Objective:
Work through the data line by line, gathering every line that has the word "ship".

Supplied material:
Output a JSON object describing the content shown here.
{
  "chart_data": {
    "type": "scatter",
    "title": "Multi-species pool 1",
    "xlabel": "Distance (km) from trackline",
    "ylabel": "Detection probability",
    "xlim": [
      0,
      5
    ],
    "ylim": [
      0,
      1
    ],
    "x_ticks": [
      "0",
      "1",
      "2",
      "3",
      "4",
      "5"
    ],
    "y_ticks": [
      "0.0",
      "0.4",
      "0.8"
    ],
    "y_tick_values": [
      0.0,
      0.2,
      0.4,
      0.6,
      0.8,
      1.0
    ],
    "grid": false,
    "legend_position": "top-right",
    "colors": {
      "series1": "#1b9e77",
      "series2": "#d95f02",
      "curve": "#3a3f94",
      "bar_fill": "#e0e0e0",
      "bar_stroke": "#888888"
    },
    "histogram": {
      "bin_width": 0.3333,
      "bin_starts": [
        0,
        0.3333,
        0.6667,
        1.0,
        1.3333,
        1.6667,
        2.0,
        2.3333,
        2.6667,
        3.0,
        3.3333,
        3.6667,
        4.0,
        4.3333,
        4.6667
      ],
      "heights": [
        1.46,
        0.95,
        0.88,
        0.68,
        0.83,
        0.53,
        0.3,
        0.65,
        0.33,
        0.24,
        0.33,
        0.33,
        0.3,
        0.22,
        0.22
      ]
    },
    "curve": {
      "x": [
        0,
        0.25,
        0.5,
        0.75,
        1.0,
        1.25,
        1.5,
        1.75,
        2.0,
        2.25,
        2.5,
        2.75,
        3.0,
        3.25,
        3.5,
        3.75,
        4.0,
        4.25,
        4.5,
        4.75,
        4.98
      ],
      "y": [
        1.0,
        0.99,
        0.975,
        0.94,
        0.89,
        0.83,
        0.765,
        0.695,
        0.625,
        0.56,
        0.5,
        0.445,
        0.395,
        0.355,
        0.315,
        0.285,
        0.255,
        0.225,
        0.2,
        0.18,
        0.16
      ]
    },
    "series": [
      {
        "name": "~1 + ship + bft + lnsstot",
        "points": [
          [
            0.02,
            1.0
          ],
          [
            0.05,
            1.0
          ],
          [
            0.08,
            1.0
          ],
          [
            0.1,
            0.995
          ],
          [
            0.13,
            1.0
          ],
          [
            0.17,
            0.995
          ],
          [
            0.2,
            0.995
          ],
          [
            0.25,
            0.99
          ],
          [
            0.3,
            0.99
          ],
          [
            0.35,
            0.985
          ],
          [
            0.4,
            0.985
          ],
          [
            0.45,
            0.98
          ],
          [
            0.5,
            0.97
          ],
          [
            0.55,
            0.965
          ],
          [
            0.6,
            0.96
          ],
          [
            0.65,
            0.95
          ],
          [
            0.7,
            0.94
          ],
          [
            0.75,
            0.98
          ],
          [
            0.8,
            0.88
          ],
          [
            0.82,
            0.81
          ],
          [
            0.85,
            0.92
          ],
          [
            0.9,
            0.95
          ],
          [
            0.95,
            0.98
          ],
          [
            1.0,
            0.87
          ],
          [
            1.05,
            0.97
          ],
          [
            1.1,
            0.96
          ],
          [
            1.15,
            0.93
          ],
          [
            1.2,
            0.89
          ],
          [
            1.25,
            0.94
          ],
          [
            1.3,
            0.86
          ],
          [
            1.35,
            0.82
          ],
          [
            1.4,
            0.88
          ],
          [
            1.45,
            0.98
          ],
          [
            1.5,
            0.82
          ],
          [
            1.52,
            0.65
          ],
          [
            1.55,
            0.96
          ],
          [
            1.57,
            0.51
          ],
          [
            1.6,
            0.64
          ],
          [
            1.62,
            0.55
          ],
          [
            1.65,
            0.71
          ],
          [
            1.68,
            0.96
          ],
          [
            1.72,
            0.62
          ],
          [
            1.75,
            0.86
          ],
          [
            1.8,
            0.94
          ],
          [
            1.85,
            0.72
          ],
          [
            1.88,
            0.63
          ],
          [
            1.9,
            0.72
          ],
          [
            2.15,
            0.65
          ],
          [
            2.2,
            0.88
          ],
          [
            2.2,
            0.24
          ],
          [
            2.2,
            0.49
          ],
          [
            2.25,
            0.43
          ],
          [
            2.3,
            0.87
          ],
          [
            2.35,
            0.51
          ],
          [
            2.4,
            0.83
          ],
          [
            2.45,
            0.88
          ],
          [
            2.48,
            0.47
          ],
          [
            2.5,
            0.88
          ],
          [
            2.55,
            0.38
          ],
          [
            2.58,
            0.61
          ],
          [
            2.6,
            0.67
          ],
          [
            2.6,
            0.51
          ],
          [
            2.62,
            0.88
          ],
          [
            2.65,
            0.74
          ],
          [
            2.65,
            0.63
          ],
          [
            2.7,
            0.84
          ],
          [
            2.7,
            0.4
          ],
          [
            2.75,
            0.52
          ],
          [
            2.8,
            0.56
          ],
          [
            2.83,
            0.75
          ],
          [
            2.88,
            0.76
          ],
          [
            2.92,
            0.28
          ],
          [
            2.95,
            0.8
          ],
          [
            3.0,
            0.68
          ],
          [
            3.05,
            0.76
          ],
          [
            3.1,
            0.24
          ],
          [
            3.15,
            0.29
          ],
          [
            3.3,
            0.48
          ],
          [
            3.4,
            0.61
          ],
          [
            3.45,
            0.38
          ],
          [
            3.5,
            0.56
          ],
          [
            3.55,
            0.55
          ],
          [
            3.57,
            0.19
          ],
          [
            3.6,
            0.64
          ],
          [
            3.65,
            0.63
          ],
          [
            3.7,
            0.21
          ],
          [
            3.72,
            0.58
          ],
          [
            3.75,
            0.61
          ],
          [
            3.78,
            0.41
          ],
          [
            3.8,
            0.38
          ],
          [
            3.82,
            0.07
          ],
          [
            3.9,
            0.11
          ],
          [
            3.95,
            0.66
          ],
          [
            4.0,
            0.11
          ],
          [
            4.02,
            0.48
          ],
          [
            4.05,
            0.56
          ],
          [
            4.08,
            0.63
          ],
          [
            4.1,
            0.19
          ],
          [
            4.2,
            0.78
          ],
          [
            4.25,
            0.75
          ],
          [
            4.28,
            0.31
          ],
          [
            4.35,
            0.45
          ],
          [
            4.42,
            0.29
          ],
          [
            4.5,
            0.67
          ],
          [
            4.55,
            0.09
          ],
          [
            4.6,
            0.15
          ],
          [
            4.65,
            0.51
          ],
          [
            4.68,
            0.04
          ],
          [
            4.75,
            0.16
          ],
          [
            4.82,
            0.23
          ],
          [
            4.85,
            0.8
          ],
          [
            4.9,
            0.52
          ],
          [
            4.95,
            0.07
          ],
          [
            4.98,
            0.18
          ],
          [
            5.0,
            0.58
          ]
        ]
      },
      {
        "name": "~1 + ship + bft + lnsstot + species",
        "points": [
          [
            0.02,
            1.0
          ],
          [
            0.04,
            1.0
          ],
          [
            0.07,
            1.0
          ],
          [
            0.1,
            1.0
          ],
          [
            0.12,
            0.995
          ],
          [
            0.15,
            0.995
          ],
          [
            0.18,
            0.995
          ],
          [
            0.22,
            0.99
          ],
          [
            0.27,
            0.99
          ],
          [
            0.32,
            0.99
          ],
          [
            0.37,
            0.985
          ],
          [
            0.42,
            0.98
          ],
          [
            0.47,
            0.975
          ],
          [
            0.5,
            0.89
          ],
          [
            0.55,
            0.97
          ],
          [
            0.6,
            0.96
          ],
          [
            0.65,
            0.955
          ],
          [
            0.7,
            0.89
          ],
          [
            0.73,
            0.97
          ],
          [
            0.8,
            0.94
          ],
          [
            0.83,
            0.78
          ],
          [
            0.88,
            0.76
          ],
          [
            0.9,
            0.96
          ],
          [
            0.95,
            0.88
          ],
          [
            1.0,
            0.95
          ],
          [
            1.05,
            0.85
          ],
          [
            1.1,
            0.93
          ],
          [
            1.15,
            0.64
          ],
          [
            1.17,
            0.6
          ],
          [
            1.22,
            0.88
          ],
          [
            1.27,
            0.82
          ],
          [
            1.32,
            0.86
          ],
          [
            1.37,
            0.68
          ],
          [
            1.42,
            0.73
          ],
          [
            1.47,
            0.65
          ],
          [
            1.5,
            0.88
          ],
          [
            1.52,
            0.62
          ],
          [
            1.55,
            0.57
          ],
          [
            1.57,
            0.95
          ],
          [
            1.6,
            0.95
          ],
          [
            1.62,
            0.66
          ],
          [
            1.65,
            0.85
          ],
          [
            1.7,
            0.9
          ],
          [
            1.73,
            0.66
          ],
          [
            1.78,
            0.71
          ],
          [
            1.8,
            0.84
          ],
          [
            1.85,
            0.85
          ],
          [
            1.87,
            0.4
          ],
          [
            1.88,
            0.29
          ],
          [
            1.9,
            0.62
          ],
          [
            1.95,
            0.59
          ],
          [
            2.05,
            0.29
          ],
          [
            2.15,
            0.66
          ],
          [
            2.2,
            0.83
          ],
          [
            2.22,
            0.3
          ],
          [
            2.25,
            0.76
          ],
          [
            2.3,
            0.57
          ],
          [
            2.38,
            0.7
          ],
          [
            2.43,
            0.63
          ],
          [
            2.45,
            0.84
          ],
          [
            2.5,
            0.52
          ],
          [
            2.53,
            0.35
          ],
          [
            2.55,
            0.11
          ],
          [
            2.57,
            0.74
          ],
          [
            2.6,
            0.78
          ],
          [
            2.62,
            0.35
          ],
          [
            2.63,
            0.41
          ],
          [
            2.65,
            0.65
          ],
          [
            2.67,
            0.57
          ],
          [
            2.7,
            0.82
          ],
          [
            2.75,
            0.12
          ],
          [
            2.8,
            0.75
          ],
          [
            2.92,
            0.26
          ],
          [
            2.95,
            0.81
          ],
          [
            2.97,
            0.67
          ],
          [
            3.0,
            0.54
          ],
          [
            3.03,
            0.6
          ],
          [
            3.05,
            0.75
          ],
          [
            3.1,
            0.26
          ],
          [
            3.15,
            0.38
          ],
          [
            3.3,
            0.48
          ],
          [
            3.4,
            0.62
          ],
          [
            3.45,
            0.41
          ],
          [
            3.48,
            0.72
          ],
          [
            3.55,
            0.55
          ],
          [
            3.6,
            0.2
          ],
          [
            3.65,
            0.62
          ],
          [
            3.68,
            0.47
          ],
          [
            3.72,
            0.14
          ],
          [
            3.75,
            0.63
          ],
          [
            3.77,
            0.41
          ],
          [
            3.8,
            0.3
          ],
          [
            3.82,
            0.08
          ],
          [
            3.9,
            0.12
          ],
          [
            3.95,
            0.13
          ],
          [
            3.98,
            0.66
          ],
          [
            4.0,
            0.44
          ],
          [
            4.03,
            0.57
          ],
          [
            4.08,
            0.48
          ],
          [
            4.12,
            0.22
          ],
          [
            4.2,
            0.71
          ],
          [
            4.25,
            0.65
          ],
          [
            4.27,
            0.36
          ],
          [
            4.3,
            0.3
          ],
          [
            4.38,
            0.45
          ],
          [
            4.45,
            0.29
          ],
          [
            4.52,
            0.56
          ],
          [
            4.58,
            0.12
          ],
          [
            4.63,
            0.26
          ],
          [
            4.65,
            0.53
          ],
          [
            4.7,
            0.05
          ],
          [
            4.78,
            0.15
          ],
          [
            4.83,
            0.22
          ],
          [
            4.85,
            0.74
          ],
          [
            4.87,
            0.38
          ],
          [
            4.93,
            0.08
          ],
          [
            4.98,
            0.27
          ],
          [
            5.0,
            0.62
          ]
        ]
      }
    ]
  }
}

Answer to the problem:
        "name": "~1 + ship + bft + lnsstot",
        "name": "~1 + ship + bft + lnsstot + species",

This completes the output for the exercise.